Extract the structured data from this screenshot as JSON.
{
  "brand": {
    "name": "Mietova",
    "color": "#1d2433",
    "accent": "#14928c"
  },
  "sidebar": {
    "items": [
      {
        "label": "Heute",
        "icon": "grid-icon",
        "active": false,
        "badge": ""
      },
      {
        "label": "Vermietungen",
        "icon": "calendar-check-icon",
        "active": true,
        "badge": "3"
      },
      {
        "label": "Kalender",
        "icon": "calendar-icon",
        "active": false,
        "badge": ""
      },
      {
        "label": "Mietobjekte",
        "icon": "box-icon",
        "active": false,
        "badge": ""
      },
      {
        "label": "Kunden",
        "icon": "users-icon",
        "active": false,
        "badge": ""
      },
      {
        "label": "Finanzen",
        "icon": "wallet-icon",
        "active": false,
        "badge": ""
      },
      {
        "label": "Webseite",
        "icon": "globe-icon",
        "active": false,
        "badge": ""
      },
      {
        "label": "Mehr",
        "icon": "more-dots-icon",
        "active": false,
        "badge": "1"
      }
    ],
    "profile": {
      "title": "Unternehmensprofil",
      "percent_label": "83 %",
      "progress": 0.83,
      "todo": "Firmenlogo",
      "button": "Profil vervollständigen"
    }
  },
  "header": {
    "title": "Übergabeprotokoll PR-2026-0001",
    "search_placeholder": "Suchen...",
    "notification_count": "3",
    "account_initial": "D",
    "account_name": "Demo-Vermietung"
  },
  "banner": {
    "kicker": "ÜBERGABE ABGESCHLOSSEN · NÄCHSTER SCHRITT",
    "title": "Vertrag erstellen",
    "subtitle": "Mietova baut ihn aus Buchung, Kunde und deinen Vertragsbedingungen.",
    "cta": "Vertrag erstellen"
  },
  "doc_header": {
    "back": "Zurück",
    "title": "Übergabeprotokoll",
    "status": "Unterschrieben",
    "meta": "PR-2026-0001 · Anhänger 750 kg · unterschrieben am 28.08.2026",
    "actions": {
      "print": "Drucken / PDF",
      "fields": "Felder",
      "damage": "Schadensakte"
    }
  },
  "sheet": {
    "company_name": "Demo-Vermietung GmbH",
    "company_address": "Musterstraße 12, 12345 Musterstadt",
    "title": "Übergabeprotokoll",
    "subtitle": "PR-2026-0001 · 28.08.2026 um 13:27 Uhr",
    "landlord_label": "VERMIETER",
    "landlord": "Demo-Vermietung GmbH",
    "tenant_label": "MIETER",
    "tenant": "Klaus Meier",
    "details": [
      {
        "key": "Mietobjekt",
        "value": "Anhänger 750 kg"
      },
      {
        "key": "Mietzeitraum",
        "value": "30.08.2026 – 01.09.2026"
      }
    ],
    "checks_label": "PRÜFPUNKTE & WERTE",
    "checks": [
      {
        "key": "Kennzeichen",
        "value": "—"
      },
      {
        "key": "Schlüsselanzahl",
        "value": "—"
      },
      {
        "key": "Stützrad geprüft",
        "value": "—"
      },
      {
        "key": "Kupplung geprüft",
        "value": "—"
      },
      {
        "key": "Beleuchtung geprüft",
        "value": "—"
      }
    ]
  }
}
------------
#### [THE TASK]
Write out every record, exactly as written.

#### [RESULT FOR THIS EXERCISE]
Extract the structured data from this screenshot as JSON.
{
  "brand": {
    "name": "Mietova",
    "color": "#1d2433",
    "accent": "#14928c"
  },
  "sidebar": {
    "items": [
      {
        "label": "Heute",
        "icon": "grid-icon",
        "active": false,
        "badge": ""
      },
      {
        "label": "Vermietungen",
        "icon": "calendar-check-icon",
        "active": true,
        "badge": "3"
      },
      {
        "label": "Kalender",
        "icon": "calendar-icon",
        "active": false,
        "badge": ""
      },
      {
        "label": "Mietobjekte",
        "icon": "box-icon",
        "active": false,
        "badge": ""
      },
      {
        "label": "Kunden",
        "icon": "users-icon",
        "active": false,
        "badge": ""
      },
      {
        "label": "Finanzen",
        "icon": "wallet-icon",
        "active": false,
        "badge": ""
      },
      {
        "label": "Webseite",
        "icon": "globe-icon",
        "active": false,
        "badge": ""
      },
      {
        "label": "Mehr",
        "icon": "more-dots-icon",
        "active": false,
        "badge": "1"
      }
    ],
    "profile": {
      "title": "Unternehmensprofil",
      "percent_label": "83 %",
      "progress": 0.83,
      "todo": "Firmenlogo",
      "button": "Profil vervollständigen"
    }
  },
  "header": {
    "title": "Übergabeprotokoll PR-2026-0001",
    "search_placeholder": "Suchen...",
    "notification_count": "3",
    "account_initial": "D",
    "account_name": "Demo-Vermietung"
  },
  "banner": {
    "kicker": "ÜBERGABE ABGESCHLOSSEN · NÄCHSTER SCHRITT",
    "title": "Vertrag erstellen",
    "subtitle": "Mietova baut ihn aus Buchung, Kunde und deinen Vertragsbedingungen.",
    "cta": "Vertrag erstellen"
  },
  "doc_header": {
    "back": "Zurück",
    "title": "Übergabeprotokoll",
    "status": "Unterschrieben",
    "meta": "PR-2026-0001 · Anhänger 750 kg · unterschrieben am 28.08.2026",
    "actions": {
      "print": "Drucken / PDF",
      "fields": "Felder",
      "damage": "Schadensakte"
    }
  },
  "sheet": {
    "company_name": "Demo-Vermietung GmbH",
    "company_address": "Musterstraße 12, 12345 Musterstadt",
    "title": "Übergabeprotokoll",
    "subtitle": "PR-2026-0001 · 28.08.2026 um 13:27 Uhr",
    "landlord_label": "VERMIETER",
    "landlord": "Demo-Vermietung GmbH",
    "tenant_label": "MIETER",
    "tenant": "Klaus Meier",
    "details": [
      {
        "key": "Mietobjekt",
        "value": "Anhänger 750 kg"
      },
      {
        "key": "Mietzeitraum",
        "value": "30.08.2026 – 01.09.2026"
      }
    ],
    "checks_label": "PRÜFPUNKTE & WERTE",
    "checks": [
      {
        "key": "Kennzeichen",
        "value": "—"
      },
      {
        "key": "Schlüsselanzahl",
        "value": "—"
      },
      {
        "key": "Stützrad geprüft",
        "value": "—"
      },
      {
        "key": "Kupplung geprüft",
        "value": "—"
      },
      {
        "key": "Beleuchtung geprüft",
        "value": "—"
      }
    ]
  }
}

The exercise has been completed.